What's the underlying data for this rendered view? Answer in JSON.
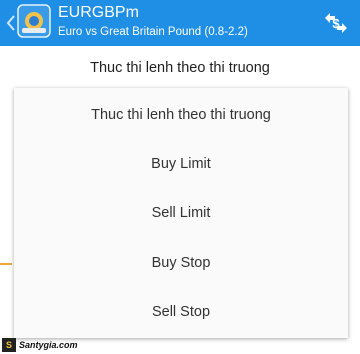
{
  "header": {
    "title": "EURGBPm",
    "subtitle": "Euro vs Great Britain Pound (0.8-2.2)",
    "back_icon": "chevron-left-icon",
    "app_icon": "forex-app-icon",
    "action_icon": "currency-exchange-icon",
    "bg_color": "#1f8fe6"
  },
  "spinner": {
    "selected": "Thuc thi lenh theo thi truong"
  },
  "dropdown": {
    "items": [
      {
        "label": "Thuc thi lenh theo thi truong"
      },
      {
        "label": "Buy Limit"
      },
      {
        "label": "Sell Limit"
      },
      {
        "label": "Buy Stop"
      },
      {
        "label": "Sell Stop"
      }
    ]
  },
  "watermark": {
    "logo": "S",
    "text": "Santygia.com"
  }
}
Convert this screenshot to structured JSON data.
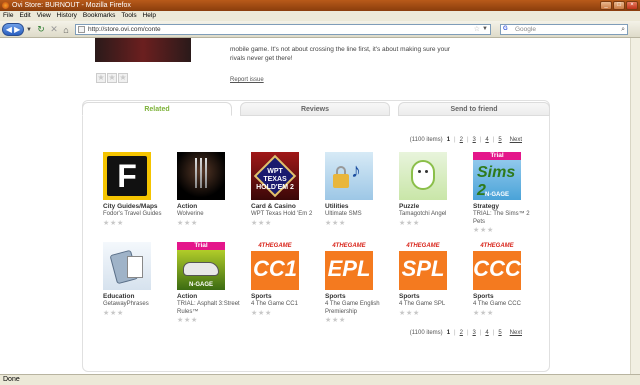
{
  "window": {
    "title": "Ovi Store: BURNOUT - Mozilla Firefox"
  },
  "menu": [
    "File",
    "Edit",
    "View",
    "History",
    "Bookmarks",
    "Tools",
    "Help"
  ],
  "nav": {
    "url": "http://store.ovi.com/conte",
    "search_placeholder": "Google",
    "search_engine": "G"
  },
  "hero": {
    "description": "mobile game. It's not about crossing the line first, it's about making sure your rivals never get there!",
    "report_link": "Report issue"
  },
  "tabs": [
    {
      "label": "Related",
      "active": true
    },
    {
      "label": "Reviews",
      "active": false
    },
    {
      "label": "Send to friend",
      "active": false
    }
  ],
  "pager": {
    "total": "(1100 items)",
    "pages": [
      "1",
      "2",
      "3",
      "4",
      "5"
    ],
    "current": "1",
    "next": "Next"
  },
  "apps": [
    {
      "category": "City Guides/Maps",
      "name": "Fodor's Travel Guides",
      "icon": "fodor-icon"
    },
    {
      "category": "Action",
      "name": "Wolverine",
      "icon": "wolverine-icon"
    },
    {
      "category": "Card & Casino",
      "name": "WPT Texas Hold 'Em 2",
      "icon": "wpt-icon",
      "art": "WPT\nTEXAS\nHOLD'EM 2"
    },
    {
      "category": "Utilities",
      "name": "Ultimate SMS",
      "icon": "sms-icon"
    },
    {
      "category": "Puzzle",
      "name": "Tamagotchi Angel",
      "icon": "tamagotchi-icon"
    },
    {
      "category": "Strategy",
      "name": "TRIAL: The Sims™ 2 Pets",
      "icon": "sims-icon",
      "badge": "Trial",
      "art": "Sims 2",
      "platform": "N-GAGE"
    },
    {
      "category": "Education",
      "name": "GetawayPhrases",
      "icon": "phrases-icon"
    },
    {
      "category": "Action",
      "name": "TRIAL: Asphalt 3:Street Rules™",
      "icon": "asphalt-icon",
      "badge": "Trial",
      "platform": "N-GAGE"
    },
    {
      "category": "Sports",
      "name": "4 The Game CC1",
      "icon": "cc1-icon",
      "brand": "4THEGAME",
      "art": "CC1"
    },
    {
      "category": "Sports",
      "name": "4 The Game English Premiership",
      "icon": "epl-icon",
      "brand": "4THEGAME",
      "art": "EPL"
    },
    {
      "category": "Sports",
      "name": "4 The Game SPL",
      "icon": "spl-icon",
      "brand": "4THEGAME",
      "art": "SPL"
    },
    {
      "category": "Sports",
      "name": "4 The Game CCC",
      "icon": "ccc-icon",
      "brand": "4THEGAME",
      "art": "CCC"
    }
  ],
  "status": "Done",
  "colors": {
    "accent_tab": "#7db239",
    "trial_badge": "#e4168a",
    "titlebar": "#a04b14",
    "tgame_orange": "#f47a1f"
  }
}
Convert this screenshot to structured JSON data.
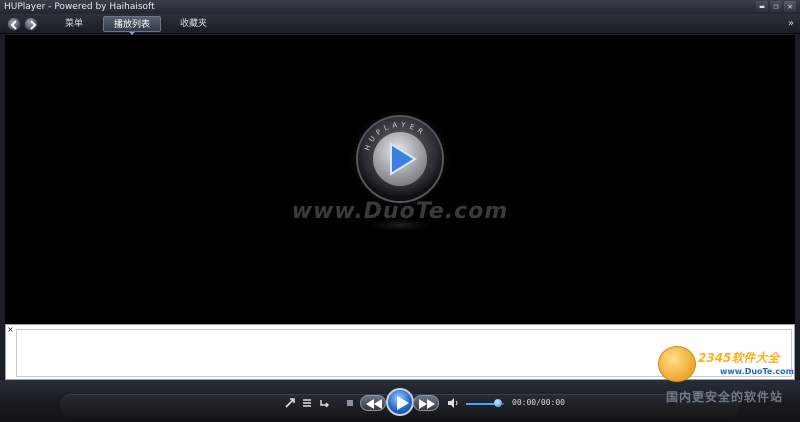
{
  "window": {
    "title": "HUPlayer - Powered by Haihaisoft",
    "min_glyph": "▬",
    "max_glyph": "❐",
    "close_glyph": "✕"
  },
  "nav": {
    "back_icon": "back-arrow-icon",
    "forward_icon": "forward-arrow-icon",
    "tabs": [
      {
        "label": "菜单"
      },
      {
        "label": "播放列表"
      },
      {
        "label": "收藏夹"
      }
    ],
    "more_glyph": "»"
  },
  "video": {
    "logo_letters": "HUPLAYER",
    "watermark": "www.DuoTe.com"
  },
  "playlist_panel": {
    "close_glyph": "×"
  },
  "controls": {
    "time": "00:00/00:00",
    "volume_level": 0.85,
    "accent_color": "#2769c9"
  },
  "corner_watermark": {
    "brand": "2345软件大全",
    "url": "www.DuoTe.com",
    "slogan": "国内更安全的软件站"
  }
}
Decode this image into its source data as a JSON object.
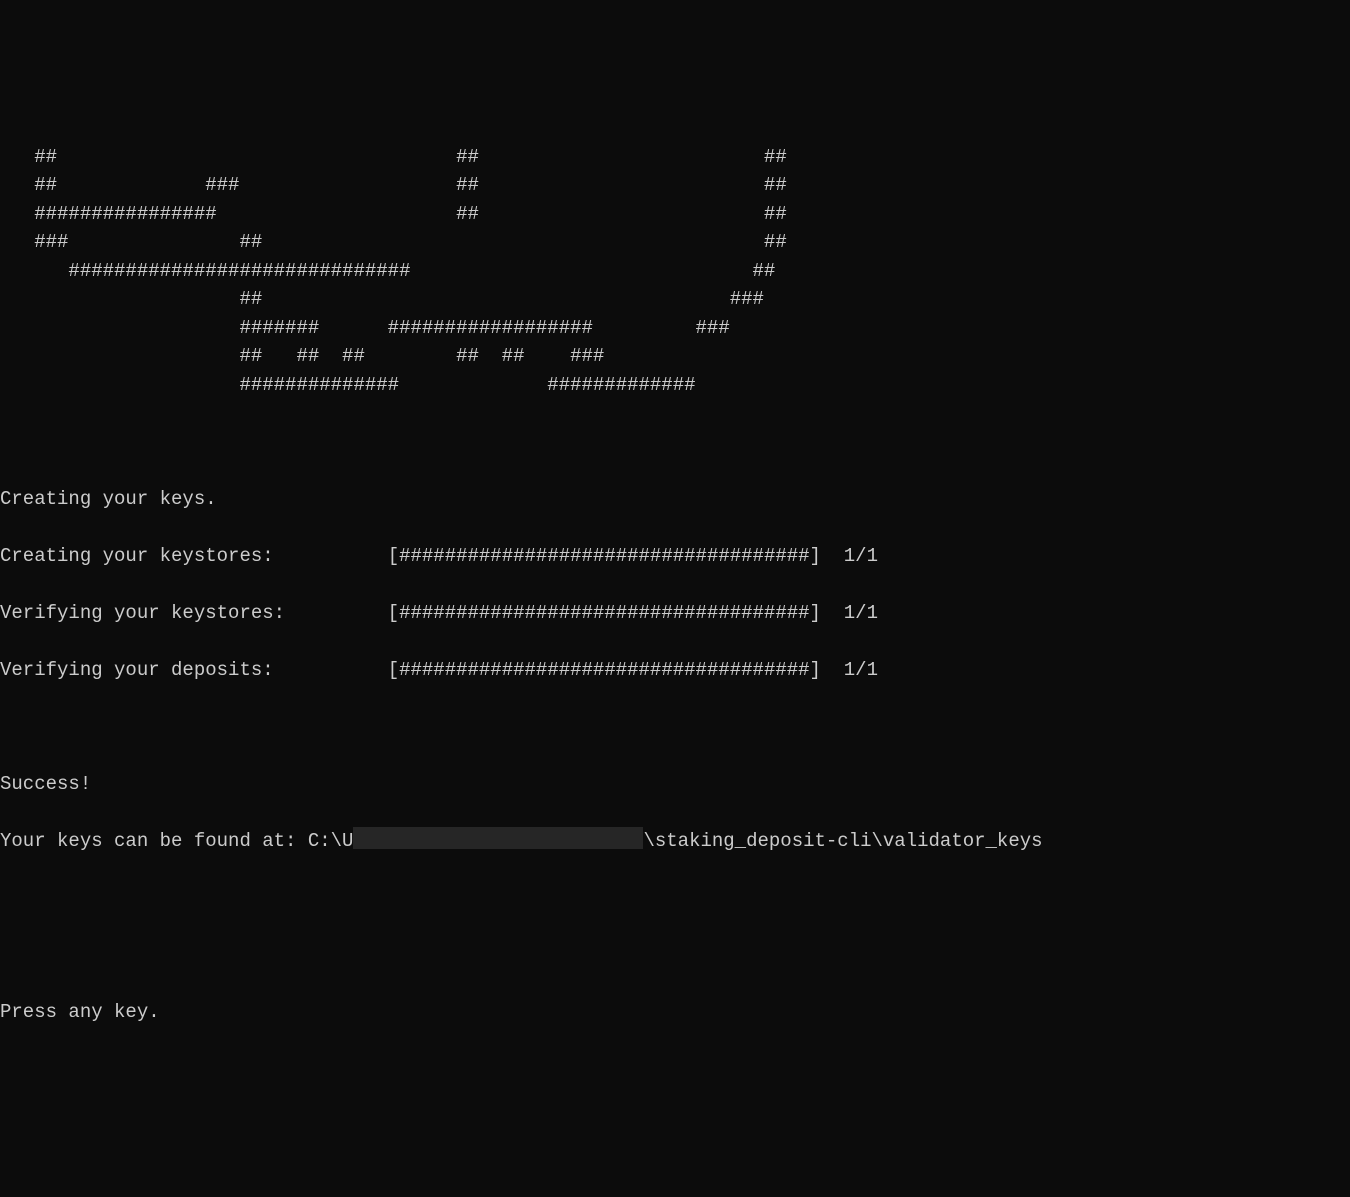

◆ ◆ ◆

### Written instruction
Make an exact copy of the records shown above, without the pictures.

### Written answer
What's the underlying data for this rendered view? Answer in JSON.
{
  "header": {
    "title": "EURGBPm",
    "subtitle": "Euro vs Great Britain Pound (0.8-2.2)",
    "back_icon": "chevron-left-icon",
    "app_icon": "forex-app-icon",
    "action_icon": "currency-exchange-icon",
    "bg_color": "#1f8fe6"
  },
  "spinner": {
    "selected": "Thuc thi lenh theo thi truong"
  },
  "dropdown": {
    "items": [
      {
        "label": "Thuc thi lenh theo thi truong"
      },
      {
        "label": "Buy Limit"
      },
      {
        "label": "Sell Limit"
      },
      {
        "label": "Buy Stop"
      },
      {
        "label": "Sell Stop"
      }
    ]
  },
  "watermark": {
    "logo": "S",
    "text": "Santygia.com"
  }
}
Convert this screenshot to structured JSON data.
{
  "window": {
    "title": "Ovi Store: BURNOUT - Mozilla Firefox"
  },
  "menu": [
    "File",
    "Edit",
    "View",
    "History",
    "Bookmarks",
    "Tools",
    "Help"
  ],
  "nav": {
    "url": "http://store.ovi.com/conte",
    "search_placeholder": "Google",
    "search_engine": "G"
  },
  "hero": {
    "description": "mobile game. It's not about crossing the line first, it's about making sure your rivals never get there!",
    "report_link": "Report issue"
  },
  "tabs": [
    {
      "label": "Related",
      "active": true
    },
    {
      "label": "Reviews",
      "active": false
    },
    {
      "label": "Send to friend",
      "active": false
    }
  ],
  "pager": {
    "total": "(1100 items)",
    "pages": [
      "1",
      "2",
      "3",
      "4",
      "5"
    ],
    "current": "1",
    "next": "Next"
  },
  "apps": [
    {
      "category": "City Guides/Maps",
      "name": "Fodor's Travel Guides",
      "icon": "fodor-icon"
    },
    {
      "category": "Action",
      "name": "Wolverine",
      "icon": "wolverine-icon"
    },
    {
      "category": "Card & Casino",
      "name": "WPT Texas Hold 'Em 2",
      "icon": "wpt-icon",
      "art": "WPT\nTEXAS\nHOLD'EM 2"
    },
    {
      "category": "Utilities",
      "name": "Ultimate SMS",
      "icon": "sms-icon"
    },
    {
      "category": "Puzzle",
      "name": "Tamagotchi Angel",
      "icon": "tamagotchi-icon"
    },
    {
      "category": "Strategy",
      "name": "TRIAL: The Sims™ 2 Pets",
      "icon": "sims-icon",
      "badge": "Trial",
      "art": "Sims 2",
      "platform": "N-GAGE"
    },
    {
      "category": "Education",
      "name": "GetawayPhrases",
      "icon": "phrases-icon"
    },
    {
      "category": "Action",
      "name": "TRIAL: Asphalt 3:Street Rules™",
      "icon": "asphalt-icon",
      "badge": "Trial",
      "platform": "N-GAGE"
    },
    {
      "category": "Sports",
      "name": "4 The Game CC1",
      "icon": "cc1-icon",
      "brand": "4THEGAME",
      "art": "CC1"
    },
    {
      "category": "Sports",
      "name": "4 The Game English Premiership",
      "icon": "epl-icon",
      "brand": "4THEGAME",
      "art": "EPL"
    },
    {
      "category": "Sports",
      "name": "4 The Game SPL",
      "icon": "spl-icon",
      "brand": "4THEGAME",
      "art": "SPL"
    },
    {
      "category": "Sports",
      "name": "4 The Game CCC",
      "icon": "ccc-icon",
      "brand": "4THEGAME",
      "art": "CCC"
    }
  ],
  "status": "Done",
  "colors": {
    "accent_tab": "#7db239",
    "trial_badge": "#e4168a",
    "titlebar": "#a04b14",
    "tgame_orange": "#f47a1f"
  }
}
Convert this screenshot to structured JSON data.
{
  "window": {
    "title": "HUPlayer - Powered by Haihaisoft",
    "min_glyph": "▬",
    "max_glyph": "❐",
    "close_glyph": "✕"
  },
  "nav": {
    "back_icon": "back-arrow-icon",
    "forward_icon": "forward-arrow-icon",
    "tabs": [
      {
        "label": "菜单"
      },
      {
        "label": "播放列表"
      },
      {
        "label": "收藏夹"
      }
    ],
    "more_glyph": "»"
  },
  "video": {
    "logo_letters": "HUPLAYER",
    "watermark": "www.DuoTe.com"
  },
  "playlist_panel": {
    "close_glyph": "×"
  },
  "controls": {
    "time": "00:00/00:00",
    "volume_level": 0.85,
    "accent_color": "#2769c9"
  },
  "corner_watermark": {
    "brand": "2345软件大全",
    "url": "www.DuoTe.com",
    "slogan": "国内更安全的软件站"
  }
}
Decode this image into its source data as a JSON object.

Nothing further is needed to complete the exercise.